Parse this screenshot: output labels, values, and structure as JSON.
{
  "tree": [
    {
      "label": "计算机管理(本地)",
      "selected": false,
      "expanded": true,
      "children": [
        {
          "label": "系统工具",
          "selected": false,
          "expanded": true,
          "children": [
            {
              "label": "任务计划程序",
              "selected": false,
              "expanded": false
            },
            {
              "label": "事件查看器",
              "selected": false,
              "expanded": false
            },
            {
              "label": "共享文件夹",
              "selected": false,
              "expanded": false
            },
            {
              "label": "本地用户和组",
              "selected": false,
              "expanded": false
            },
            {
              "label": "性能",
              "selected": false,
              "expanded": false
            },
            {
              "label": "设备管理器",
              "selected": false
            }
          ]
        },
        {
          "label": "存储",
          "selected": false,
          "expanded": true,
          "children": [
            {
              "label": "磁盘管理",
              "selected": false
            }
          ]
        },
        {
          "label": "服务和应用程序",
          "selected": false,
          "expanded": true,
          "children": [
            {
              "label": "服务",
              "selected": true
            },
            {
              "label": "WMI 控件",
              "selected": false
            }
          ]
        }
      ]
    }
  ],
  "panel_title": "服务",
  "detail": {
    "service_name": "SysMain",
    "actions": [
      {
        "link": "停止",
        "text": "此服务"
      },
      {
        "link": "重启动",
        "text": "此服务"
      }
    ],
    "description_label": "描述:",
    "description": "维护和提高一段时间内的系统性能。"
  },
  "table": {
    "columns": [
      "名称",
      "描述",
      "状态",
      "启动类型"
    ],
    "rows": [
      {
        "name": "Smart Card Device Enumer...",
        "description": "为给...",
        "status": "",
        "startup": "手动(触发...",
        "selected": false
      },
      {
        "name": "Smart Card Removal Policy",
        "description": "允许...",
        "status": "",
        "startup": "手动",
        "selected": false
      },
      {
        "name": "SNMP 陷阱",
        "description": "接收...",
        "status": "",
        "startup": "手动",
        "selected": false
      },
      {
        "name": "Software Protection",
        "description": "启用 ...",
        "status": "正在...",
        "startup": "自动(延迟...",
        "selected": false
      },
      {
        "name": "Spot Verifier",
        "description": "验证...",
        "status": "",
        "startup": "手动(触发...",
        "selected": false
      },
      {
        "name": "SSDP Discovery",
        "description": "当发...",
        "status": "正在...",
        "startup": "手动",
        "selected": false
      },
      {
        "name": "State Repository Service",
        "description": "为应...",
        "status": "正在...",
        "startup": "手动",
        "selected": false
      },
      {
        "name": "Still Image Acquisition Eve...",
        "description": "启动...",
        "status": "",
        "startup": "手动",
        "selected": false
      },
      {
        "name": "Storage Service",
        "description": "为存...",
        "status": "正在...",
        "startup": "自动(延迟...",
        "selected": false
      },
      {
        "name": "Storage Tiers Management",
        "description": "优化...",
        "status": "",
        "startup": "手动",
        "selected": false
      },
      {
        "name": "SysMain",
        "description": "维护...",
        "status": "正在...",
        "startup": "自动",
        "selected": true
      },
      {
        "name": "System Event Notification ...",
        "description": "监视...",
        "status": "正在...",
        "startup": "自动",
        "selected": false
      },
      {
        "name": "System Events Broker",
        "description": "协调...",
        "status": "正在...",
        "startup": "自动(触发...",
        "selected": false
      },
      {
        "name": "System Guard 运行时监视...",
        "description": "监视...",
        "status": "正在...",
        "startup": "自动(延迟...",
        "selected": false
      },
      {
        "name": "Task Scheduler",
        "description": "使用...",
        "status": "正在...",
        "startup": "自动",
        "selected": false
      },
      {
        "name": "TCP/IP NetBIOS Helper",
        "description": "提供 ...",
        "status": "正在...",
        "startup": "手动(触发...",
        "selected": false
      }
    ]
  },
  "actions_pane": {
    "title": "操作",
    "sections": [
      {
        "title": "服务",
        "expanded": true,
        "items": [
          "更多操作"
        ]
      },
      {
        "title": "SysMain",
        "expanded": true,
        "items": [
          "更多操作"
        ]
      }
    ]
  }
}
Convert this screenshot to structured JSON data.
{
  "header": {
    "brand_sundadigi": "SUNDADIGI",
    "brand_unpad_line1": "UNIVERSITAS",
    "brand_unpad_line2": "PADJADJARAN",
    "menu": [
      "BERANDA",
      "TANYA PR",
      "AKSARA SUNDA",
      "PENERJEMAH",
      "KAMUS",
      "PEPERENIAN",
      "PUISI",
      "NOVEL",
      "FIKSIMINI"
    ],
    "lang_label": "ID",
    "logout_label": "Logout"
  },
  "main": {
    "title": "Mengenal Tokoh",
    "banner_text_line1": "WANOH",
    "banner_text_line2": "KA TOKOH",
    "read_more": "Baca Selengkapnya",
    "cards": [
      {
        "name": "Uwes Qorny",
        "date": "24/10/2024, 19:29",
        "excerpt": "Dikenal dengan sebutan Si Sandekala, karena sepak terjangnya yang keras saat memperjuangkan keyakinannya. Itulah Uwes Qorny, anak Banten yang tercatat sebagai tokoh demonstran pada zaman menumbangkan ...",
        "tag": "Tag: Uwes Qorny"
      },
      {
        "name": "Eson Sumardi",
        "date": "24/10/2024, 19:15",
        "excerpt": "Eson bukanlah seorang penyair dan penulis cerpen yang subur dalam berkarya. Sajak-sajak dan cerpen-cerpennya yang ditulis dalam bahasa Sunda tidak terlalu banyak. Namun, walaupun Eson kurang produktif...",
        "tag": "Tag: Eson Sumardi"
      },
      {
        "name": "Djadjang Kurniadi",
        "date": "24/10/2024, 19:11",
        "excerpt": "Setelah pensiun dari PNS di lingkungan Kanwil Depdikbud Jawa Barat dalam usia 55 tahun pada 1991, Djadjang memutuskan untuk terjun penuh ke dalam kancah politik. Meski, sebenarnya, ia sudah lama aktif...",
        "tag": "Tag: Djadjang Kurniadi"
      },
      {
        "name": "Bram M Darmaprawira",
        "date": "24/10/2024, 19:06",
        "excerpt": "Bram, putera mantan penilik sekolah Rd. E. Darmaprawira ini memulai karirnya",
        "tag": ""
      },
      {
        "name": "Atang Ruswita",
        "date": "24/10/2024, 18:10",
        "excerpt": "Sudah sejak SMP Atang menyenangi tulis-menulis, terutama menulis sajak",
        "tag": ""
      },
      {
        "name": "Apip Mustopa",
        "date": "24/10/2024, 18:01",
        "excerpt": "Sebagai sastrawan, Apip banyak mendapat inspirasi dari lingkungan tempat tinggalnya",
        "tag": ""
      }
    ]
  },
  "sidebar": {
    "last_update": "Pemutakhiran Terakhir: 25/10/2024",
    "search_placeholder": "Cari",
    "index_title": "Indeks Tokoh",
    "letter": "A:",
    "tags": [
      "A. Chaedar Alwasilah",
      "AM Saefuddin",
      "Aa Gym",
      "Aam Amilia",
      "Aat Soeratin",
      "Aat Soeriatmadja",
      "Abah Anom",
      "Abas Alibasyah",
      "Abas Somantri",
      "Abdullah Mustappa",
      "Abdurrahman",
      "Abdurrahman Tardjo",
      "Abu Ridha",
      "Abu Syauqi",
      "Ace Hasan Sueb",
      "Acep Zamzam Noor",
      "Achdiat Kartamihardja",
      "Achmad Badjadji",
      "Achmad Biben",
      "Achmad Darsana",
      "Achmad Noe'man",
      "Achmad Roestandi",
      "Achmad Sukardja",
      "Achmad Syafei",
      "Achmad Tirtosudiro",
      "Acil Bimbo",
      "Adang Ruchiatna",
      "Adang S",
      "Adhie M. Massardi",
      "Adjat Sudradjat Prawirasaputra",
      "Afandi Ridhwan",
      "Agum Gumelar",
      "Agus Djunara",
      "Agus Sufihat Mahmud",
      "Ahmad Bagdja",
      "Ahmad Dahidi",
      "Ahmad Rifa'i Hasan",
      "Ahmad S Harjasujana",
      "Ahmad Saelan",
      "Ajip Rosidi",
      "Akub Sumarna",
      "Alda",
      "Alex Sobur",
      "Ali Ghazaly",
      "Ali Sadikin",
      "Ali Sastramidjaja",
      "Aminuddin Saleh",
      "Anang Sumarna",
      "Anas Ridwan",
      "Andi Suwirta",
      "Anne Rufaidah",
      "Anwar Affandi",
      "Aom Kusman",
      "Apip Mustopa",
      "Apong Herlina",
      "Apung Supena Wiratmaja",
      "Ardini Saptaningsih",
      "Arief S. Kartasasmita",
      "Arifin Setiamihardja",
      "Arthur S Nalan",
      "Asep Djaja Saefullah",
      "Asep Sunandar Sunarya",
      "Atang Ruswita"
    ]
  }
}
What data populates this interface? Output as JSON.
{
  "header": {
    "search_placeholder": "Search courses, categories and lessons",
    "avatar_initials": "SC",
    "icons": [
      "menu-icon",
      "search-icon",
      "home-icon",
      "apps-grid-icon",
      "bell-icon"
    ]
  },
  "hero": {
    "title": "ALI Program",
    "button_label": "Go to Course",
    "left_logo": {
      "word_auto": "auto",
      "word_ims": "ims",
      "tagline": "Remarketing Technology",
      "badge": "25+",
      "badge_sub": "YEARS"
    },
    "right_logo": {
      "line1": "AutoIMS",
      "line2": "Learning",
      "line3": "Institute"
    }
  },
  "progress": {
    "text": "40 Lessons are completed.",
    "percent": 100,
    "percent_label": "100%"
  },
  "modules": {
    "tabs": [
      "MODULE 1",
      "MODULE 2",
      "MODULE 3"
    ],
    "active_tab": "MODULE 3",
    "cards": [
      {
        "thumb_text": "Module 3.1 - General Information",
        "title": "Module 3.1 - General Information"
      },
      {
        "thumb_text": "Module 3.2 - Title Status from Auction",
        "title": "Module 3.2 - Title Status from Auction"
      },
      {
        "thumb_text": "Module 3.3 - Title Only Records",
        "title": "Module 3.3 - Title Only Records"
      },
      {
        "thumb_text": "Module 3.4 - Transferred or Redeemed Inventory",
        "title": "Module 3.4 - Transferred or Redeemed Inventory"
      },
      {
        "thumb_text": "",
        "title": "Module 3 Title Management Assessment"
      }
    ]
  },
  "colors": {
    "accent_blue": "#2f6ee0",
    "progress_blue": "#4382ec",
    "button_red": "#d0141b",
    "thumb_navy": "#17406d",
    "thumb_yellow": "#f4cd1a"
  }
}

....................

** What you have to do **
In the entries above, identify every line with the string "sajak".

** Answer to this task **
        "excerpt": "Eson bukanlah seorang penyair dan penulis cerpen yang subur dalam berkarya. Sajak-sajak dan cerpen-cerpennya yang ditulis dalam bahasa Sunda tidak terlalu banyak. Namun, walaupun Eson kurang produktif...",
        "excerpt": "Sudah sejak SMP Atang menyenangi tulis-menulis, terutama menulis sajak",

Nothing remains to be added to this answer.